### What you will do
Each line of the material below that holds the word "object" needs to be copied.

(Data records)
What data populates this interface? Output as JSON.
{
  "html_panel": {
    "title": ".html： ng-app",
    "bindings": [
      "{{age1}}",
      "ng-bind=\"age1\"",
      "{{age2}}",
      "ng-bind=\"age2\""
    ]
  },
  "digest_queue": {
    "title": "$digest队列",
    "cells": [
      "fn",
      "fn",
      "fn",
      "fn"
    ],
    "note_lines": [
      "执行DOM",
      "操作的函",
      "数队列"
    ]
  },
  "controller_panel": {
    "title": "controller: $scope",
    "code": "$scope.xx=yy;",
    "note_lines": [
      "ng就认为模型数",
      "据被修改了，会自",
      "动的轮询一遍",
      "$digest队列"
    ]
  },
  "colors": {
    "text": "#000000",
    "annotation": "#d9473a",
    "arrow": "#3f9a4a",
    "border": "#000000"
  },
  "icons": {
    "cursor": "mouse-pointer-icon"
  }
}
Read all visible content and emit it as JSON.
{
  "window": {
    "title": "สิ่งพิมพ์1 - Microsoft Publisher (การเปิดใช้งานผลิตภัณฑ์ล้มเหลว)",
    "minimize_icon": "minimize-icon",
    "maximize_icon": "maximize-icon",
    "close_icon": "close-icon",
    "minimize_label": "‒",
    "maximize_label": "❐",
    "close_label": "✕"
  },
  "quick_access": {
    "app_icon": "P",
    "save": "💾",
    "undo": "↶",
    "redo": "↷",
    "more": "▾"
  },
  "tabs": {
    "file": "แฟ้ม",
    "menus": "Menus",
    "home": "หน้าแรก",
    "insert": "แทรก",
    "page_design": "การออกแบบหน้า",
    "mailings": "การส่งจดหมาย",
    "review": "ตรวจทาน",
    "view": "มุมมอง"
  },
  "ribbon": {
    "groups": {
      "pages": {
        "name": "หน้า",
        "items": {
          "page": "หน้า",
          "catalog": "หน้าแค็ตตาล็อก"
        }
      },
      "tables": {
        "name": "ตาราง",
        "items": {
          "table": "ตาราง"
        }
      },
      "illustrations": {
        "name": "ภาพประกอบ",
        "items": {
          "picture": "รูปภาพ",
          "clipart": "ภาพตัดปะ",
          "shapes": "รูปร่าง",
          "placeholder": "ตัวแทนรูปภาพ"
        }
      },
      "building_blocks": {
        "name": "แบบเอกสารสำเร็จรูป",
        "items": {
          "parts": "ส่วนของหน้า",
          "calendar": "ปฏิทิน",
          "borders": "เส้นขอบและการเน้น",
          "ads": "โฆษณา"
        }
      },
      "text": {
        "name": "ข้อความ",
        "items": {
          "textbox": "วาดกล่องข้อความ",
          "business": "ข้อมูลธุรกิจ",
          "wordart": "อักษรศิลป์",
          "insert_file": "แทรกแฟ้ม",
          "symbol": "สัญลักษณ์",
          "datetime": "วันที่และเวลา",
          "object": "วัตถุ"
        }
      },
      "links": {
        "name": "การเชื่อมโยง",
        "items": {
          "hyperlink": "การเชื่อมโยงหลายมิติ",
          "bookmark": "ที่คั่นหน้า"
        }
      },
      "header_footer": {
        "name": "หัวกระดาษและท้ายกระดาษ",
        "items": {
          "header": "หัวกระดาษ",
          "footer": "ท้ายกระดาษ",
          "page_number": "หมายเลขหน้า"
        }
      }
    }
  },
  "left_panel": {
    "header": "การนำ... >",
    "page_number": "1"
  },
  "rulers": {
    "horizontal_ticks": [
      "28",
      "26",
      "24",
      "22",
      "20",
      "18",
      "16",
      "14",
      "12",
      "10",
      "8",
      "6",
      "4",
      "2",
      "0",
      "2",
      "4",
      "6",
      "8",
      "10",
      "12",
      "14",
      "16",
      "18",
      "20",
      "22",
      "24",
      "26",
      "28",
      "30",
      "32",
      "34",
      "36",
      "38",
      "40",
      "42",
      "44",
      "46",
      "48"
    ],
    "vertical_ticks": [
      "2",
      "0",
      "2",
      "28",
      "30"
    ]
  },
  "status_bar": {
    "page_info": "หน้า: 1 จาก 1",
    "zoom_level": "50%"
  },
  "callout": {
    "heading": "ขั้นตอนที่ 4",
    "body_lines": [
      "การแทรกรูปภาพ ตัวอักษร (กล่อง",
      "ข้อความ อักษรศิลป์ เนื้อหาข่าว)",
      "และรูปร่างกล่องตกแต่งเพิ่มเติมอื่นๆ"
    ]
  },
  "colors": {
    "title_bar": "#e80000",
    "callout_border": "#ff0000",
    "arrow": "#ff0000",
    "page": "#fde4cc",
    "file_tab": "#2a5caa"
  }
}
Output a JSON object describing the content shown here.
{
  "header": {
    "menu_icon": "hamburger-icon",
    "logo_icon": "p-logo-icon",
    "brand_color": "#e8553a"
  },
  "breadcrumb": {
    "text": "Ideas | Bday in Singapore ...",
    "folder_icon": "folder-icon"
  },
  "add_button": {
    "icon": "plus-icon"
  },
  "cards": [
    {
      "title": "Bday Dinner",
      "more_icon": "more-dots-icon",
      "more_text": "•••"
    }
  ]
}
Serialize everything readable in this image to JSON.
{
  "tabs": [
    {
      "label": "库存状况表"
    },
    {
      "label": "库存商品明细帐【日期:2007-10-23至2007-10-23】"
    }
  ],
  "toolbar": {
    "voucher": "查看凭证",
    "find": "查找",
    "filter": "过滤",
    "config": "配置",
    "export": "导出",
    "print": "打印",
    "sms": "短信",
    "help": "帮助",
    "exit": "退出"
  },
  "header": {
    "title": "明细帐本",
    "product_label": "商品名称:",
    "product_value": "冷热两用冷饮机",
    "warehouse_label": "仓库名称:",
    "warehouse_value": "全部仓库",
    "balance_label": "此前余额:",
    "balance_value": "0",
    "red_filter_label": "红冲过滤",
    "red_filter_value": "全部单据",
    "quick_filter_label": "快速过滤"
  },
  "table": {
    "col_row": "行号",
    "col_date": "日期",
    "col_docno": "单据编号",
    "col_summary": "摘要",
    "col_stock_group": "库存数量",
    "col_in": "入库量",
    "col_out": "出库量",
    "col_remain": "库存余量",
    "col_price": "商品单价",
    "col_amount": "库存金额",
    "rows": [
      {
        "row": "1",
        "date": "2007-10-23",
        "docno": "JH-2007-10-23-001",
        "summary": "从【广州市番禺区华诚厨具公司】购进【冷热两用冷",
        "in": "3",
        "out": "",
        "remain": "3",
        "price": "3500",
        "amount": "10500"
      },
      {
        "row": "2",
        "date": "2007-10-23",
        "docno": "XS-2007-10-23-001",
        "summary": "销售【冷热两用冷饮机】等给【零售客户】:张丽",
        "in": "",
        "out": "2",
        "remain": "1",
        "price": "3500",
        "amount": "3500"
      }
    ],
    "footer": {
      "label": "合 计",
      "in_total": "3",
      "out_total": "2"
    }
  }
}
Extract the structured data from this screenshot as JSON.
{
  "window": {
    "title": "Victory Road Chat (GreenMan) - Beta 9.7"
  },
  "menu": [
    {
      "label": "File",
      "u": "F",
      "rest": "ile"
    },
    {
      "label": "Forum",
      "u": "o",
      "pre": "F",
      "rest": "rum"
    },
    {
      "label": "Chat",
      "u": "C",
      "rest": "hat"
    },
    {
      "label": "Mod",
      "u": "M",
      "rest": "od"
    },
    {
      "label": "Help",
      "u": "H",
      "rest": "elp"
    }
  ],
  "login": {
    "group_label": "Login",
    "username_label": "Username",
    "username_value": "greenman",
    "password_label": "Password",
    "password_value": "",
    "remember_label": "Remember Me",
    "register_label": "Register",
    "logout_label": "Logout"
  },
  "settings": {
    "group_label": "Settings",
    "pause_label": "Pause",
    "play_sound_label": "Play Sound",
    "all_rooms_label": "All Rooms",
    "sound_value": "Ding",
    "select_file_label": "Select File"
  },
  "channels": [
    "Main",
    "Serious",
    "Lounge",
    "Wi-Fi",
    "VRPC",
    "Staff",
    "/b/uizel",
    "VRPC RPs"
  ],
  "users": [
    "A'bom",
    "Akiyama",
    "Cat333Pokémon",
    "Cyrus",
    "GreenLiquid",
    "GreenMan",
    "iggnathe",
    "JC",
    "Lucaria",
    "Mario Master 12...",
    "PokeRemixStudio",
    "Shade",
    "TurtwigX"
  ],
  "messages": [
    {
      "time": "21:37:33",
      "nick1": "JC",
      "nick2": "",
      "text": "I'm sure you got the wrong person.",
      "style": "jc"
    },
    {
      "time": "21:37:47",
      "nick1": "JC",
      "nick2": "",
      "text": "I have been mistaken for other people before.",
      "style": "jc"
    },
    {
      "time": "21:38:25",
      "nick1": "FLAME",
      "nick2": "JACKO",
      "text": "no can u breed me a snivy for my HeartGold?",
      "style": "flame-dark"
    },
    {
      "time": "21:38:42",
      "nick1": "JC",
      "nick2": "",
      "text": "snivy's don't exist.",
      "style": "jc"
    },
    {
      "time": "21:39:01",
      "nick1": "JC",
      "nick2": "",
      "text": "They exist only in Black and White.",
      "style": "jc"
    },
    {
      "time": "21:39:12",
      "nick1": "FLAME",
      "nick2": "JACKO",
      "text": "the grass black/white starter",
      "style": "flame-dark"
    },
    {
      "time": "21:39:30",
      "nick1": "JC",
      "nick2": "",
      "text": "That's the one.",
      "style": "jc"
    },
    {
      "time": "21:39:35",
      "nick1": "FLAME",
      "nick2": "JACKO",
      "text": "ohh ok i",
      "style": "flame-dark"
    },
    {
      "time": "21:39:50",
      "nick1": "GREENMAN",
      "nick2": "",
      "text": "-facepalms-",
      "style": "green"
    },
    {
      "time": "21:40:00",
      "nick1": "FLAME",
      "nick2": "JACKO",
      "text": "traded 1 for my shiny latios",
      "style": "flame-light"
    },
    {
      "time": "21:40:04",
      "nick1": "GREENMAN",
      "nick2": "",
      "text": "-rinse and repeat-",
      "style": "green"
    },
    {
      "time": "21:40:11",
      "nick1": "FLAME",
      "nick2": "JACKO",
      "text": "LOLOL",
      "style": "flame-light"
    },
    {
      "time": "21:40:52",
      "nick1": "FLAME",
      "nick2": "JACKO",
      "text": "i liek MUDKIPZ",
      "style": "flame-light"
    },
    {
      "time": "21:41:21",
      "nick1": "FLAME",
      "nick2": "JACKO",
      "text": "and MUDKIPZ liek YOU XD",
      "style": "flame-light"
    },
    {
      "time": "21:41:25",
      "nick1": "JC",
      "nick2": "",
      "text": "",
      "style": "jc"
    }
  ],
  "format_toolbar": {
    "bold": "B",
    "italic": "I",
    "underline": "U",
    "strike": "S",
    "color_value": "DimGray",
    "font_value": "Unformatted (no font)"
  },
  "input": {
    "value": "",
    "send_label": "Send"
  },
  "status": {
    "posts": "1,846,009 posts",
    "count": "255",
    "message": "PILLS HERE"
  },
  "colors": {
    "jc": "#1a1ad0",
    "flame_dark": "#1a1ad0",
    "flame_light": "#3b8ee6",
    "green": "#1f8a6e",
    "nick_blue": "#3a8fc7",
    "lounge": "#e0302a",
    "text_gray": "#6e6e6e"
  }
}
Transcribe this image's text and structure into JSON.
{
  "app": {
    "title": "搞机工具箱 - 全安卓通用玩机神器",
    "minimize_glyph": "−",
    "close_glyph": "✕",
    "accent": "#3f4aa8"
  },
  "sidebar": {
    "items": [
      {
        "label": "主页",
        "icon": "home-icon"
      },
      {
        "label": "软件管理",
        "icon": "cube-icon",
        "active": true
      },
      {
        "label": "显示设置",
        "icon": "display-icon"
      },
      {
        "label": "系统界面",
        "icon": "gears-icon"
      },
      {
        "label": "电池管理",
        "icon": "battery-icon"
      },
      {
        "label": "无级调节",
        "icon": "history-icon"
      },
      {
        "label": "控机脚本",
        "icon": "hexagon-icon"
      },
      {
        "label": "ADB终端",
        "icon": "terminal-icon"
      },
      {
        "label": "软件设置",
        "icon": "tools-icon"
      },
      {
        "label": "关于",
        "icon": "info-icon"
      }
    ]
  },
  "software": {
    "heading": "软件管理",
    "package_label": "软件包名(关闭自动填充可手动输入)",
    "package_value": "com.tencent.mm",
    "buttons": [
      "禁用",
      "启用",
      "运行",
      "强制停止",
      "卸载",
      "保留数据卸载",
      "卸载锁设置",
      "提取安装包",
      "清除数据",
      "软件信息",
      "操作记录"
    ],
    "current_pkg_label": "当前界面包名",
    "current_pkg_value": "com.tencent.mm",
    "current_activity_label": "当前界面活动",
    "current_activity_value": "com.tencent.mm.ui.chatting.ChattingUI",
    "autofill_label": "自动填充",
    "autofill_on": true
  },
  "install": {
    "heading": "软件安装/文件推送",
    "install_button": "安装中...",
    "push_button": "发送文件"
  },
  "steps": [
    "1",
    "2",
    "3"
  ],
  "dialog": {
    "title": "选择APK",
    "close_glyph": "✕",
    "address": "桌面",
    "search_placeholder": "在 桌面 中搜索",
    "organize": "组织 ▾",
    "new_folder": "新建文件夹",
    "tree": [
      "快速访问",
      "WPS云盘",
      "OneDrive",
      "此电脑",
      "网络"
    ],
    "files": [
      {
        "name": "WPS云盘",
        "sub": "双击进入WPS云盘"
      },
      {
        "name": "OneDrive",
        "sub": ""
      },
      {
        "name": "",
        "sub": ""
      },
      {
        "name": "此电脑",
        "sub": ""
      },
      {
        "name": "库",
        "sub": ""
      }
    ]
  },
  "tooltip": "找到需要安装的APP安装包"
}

### Result of the exercise
          "object": "วัตถุ"
Output a JSON object describing the content shown here.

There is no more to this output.